→ **WRITTEN PROBLEM**
Convert each line of the material below into a JSON list of strings, one string per line, leaving out blank lines.

→ **PROVIDED MATERIAL**

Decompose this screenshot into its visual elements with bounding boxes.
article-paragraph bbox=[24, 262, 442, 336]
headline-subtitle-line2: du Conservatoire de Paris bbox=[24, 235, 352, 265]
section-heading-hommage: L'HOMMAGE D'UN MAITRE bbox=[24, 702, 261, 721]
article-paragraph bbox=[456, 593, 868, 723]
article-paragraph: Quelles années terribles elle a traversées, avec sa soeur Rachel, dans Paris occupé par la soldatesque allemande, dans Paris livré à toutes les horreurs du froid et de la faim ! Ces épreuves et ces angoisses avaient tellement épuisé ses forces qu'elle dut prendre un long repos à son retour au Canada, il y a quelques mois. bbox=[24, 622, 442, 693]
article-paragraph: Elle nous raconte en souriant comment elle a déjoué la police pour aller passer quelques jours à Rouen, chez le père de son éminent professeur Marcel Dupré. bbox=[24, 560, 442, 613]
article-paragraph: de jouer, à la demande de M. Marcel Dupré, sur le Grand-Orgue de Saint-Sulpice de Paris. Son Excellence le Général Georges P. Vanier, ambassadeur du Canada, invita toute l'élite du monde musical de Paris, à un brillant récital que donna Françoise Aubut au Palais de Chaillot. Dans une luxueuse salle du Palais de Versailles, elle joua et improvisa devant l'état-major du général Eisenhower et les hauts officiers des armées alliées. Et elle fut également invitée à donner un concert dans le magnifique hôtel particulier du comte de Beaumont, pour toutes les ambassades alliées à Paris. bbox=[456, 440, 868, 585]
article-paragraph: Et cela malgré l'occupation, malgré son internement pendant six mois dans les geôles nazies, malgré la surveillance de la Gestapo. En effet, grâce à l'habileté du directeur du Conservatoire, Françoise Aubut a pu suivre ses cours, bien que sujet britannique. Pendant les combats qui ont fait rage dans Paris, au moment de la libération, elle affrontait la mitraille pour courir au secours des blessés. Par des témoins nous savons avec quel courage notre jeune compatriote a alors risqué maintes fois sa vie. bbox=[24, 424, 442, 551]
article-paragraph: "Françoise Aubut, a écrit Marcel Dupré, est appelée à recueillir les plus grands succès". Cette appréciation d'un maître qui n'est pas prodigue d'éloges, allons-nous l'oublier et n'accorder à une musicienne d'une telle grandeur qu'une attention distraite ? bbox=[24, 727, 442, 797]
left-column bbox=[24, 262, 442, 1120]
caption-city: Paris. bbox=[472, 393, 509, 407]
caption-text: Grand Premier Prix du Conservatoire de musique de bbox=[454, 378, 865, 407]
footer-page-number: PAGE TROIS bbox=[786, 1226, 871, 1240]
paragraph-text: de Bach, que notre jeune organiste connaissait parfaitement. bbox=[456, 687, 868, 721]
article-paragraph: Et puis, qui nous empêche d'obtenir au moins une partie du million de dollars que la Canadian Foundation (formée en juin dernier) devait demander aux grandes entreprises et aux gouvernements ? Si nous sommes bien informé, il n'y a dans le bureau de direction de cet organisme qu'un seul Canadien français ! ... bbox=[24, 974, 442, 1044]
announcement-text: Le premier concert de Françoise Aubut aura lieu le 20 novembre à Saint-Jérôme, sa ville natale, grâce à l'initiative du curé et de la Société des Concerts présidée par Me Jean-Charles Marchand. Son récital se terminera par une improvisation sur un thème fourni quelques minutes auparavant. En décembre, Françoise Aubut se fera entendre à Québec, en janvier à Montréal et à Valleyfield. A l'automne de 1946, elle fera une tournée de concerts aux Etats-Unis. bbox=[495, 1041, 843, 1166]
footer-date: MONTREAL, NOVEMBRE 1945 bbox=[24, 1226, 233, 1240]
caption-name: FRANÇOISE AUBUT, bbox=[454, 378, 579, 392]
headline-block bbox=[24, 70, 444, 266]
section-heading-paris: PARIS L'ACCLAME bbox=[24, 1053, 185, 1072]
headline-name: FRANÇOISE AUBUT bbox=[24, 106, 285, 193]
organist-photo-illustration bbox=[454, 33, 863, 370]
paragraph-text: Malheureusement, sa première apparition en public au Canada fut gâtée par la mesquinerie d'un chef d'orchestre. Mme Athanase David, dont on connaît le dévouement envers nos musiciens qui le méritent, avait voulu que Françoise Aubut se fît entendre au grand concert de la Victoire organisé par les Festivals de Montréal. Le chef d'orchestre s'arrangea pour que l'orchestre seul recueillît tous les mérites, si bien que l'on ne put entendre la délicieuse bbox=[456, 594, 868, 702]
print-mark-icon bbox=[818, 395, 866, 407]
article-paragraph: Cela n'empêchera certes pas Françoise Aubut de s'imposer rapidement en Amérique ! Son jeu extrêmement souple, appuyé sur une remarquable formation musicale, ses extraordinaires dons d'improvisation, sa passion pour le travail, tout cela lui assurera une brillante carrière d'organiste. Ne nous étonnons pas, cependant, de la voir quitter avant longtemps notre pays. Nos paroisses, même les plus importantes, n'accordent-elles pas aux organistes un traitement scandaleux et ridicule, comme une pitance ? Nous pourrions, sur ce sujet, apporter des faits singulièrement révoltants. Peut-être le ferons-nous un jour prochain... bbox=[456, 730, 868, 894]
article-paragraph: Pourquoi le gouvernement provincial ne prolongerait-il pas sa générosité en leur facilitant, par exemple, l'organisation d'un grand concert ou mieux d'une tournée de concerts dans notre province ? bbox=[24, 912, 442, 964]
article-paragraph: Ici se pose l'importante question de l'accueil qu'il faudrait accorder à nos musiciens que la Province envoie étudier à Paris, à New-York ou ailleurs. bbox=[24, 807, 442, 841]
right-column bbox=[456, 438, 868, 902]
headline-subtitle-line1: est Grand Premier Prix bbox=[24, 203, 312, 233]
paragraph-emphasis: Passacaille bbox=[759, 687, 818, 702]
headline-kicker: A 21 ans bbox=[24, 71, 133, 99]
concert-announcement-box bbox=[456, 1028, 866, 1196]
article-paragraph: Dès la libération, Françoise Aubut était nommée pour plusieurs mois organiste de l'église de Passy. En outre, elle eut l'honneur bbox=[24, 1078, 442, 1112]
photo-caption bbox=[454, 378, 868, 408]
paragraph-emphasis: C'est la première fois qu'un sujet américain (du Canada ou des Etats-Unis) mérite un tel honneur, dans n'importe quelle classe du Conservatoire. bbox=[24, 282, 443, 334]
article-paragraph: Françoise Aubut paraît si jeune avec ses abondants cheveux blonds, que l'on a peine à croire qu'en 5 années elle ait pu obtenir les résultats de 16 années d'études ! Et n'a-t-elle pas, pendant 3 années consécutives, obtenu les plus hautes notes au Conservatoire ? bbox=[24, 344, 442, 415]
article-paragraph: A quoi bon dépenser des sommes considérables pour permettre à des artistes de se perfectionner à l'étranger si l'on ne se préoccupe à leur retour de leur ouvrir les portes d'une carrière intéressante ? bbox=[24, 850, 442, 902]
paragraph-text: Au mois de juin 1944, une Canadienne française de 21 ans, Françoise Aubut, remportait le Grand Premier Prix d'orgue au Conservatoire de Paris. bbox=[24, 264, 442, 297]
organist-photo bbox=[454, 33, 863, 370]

→ **TASK SOLUTION**
[
  "Decompose this screenshot into its visual elements with bounding boxes.",
  "article-paragraph bbox=[24, 262, 442, 336]",
  "headline-subtitle-line2: du Conservatoire de Paris bbox=[24, 235, 352, 265]",
  "section-heading-hommage: L'HOMMAGE D'UN MAITRE bbox=[24, 702, 261, 721]",
  "article-paragraph bbox=[456, 593, 868, 723]",
  "article-paragraph: Quelles années terribles elle a traversées, avec sa soeur Rachel, dans Paris occupé par la soldatesque allemande, dans Paris livré à toutes les horreurs du froid et de la faim ! Ces épreuves et ces angoisses avaient tellement épuisé ses forces qu'elle dut prendre un long repos à son retour au Canada, il y a quelques mois. bbox=[24, 622, 442, 693]",
  "article-paragraph: Elle nous raconte en souriant comment elle a déjoué la police pour aller passer quelques jours à Rouen, chez le père de son éminent professeur Marcel Dupré. bbox=[24, 560, 442, 613]",
  "article-paragraph: de jouer, à la demande de M. Marcel Dupré, sur le Grand-Orgue de Saint-Sulpice de Paris. Son Excellence le Général Georges P. Vanier, ambassadeur du Canada, invita toute l'élite du monde musical de Paris, à un brillant récital que donna Françoise Aubut au Palais de Chaillot. Dans une luxueuse salle du Palais de Versailles, elle joua et improvisa devant l'état-major du général Eisenhower et les hauts officiers des armées alliées. Et elle fut également invitée à donner un concert dans le magnifique hôtel particulier du comte de Beaumont, pour toutes les ambassades alliées à Paris. bbox=[456, 440, 868, 585]",
  "article-paragraph: Et cela malgré l'occupation, malgré son internement pendant six mois dans les geôles nazies, malgré la surveillance de la Gestapo. En effet, grâce à l'habileté du directeur du Conservatoire, Françoise Aubut a pu suivre ses cours, bien que sujet britannique. Pendant les combats qui ont fait rage dans Paris, au moment de la libération, elle affrontait la mitraille pour courir au secours des blessés. Par des témoins nous savons avec quel courage notre jeune compatriote a alors risqué maintes fois sa vie. bbox=[24, 424, 442, 551]",
  "article-paragraph: \"Françoise Aubut, a écrit Marcel Dupré, est appelée à recueillir les plus grands succès\". Cette appréciation d'un maître qui n'est pas prodigue d'éloges, allons-nous l'oublier et n'accorder à une musicienne d'une telle grandeur qu'une attention distraite ? bbox=[24, 727, 442, 797]",
  "left-column bbox=[24, 262, 442, 1120]",
  "caption-city: Paris. bbox=[472, 393, 509, 407]",
  "caption-text: Grand Premier Prix du Conservatoire de musique de bbox=[454, 378, 865, 407]",
  "footer-page-number: PAGE TROIS bbox=[786, 1226, 871, 1240]",
  "paragraph-text: de Bach, que notre jeune organiste connaissait parfaitement. bbox=[456, 687, 868, 721]",
  "article-paragraph: Et puis, qui nous empêche d'obtenir au moins une partie du million de dollars que la Canadian Foundation (formée en juin dernier) devait demander aux grandes entreprises et aux gouvernements ? Si nous sommes bien informé, il n'y a dans le bureau de direction de cet organisme qu'un seul Canadien français ! ... bbox=[24, 974, 442, 1044]",
  "announcement-text: Le premier concert de Françoise Aubut aura lieu le 20 novembre à Saint-Jérôme, sa ville natale, grâce à l'initiative du curé et de la Société des Concerts présidée par Me Jean-Charles Marchand. Son récital se terminera par une improvisation sur un thème fourni quelques minutes auparavant. En décembre, Françoise Aubut se fera entendre à Québec, en janvier à Montréal et à Valleyfield. A l'automne de 1946, elle fera une tournée de concerts aux Etats-Unis. bbox=[495, 1041, 843, 1166]",
  "footer-date: MONTREAL, NOVEMBRE 1945 bbox=[24, 1226, 233, 1240]",
  "caption-name: FRANÇOISE AUBUT, bbox=[454, 378, 579, 392]",
  "headline-block bbox=[24, 70, 444, 266]",
  "section-heading-paris: PARIS L'ACCLAME bbox=[24, 1053, 185, 1072]",
  "headline-name: FRANÇOISE AUBUT bbox=[24, 106, 285, 193]",
  "organist-photo-illustration bbox=[454, 33, 863, 370]",
  "paragraph-text: Malheureusement, sa première apparition en public au Canada fut gâtée par la mesquinerie d'un chef d'orchestre. Mme Athanase David, dont on connaît le dévouement envers nos musiciens qui le méritent, avait voulu que Françoise Aubut se fît entendre au grand concert de la Victoire organisé par les Festivals de Montréal. Le chef d'orchestre s'arrangea pour que l'orchestre seul recueillît tous les mérites, si bien que l'on ne put entendre la délicieuse bbox=[456, 594, 868, 702]",
  "print-mark-icon bbox=[818, 395, 866, 407]",
  "article-paragraph: Cela n'empêchera certes pas Françoise Aubut de s'imposer rapidement en Amérique ! Son jeu extrêmement souple, appuyé sur une remarquable formation musicale, ses extraordinaires dons d'improvisation, sa passion pour le travail, tout cela lui assurera une brillante carrière d'organiste. Ne nous étonnons pas, cependant, de la voir quitter avant longtemps notre pays. Nos paroisses, même les plus importantes, n'accordent-elles pas aux organistes un traitement scandaleux et ridicule, comme une pitance ? Nous pourrions, sur ce sujet, apporter des faits singulièrement révoltants. Peut-être le ferons-nous un jour prochain... bbox=[456, 730, 868, 894]",
  "article-paragraph: Pourquoi le gouvernement provincial ne prolongerait-il pas sa générosité en leur facilitant, par exemple, l'organisation d'un grand concert ou mieux d'une tournée de concerts dans notre province ? bbox=[24, 912, 442, 964]",
  "article-paragraph: Ici se pose l'importante question de l'accueil qu'il faudrait accorder à nos musiciens que la Province envoie étudier à Paris, à New-York ou ailleurs. bbox=[24, 807, 442, 841]",
  "right-column bbox=[456, 438, 868, 902]",
  "headline-subtitle-line1: est Grand Premier Prix bbox=[24, 203, 312, 233]",
  "paragraph-emphasis: Passacaille bbox=[759, 687, 818, 702]",
  "headline-kicker: A 21 ans bbox=[24, 71, 133, 99]",
  "concert-announcement-box bbox=[456, 1028, 866, 1196]",
  "article-paragraph: Dès la libération, Françoise Aubut était nommée pour plusieurs mois organiste de l'église de Passy. En outre, elle eut l'honneur bbox=[24, 1078, 442, 1112]",
  "photo-caption bbox=[454, 378, 868, 408]",
  "paragraph-emphasis: C'est la première fois qu'un sujet américain (du Canada ou des Etats-Unis) mérite un tel honneur, dans n'importe quelle classe du Conservatoire. bbox=[24, 282, 443, 334]",
  "article-paragraph: Françoise Aubut paraît si jeune avec ses abondants cheveux blonds, que l'on a peine à croire qu'en 5 années elle ait pu obtenir les résultats de 16 années d'études ! Et n'a-t-elle pas, pendant 3 années consécutives, obtenu les plus hautes notes au Conservatoire ? bbox=[24, 344, 442, 415]",
  "article-paragraph: A quoi bon dépenser des sommes considérables pour permettre à des artistes de se perfectionner à l'étranger si l'on ne se préoccupe à leur retour de leur ouvrir les portes d'une carrière intéressante ? bbox=[24, 850, 442, 902]",
  "paragraph-text: Au mois de juin 1944, une Canadienne française de 21 ans, Françoise Aubut, remportait le Grand Premier Prix d'orgue au Conservatoire de Paris. bbox=[24, 264, 442, 297]",
  "organist-photo bbox=[454, 33, 863, 370]"
]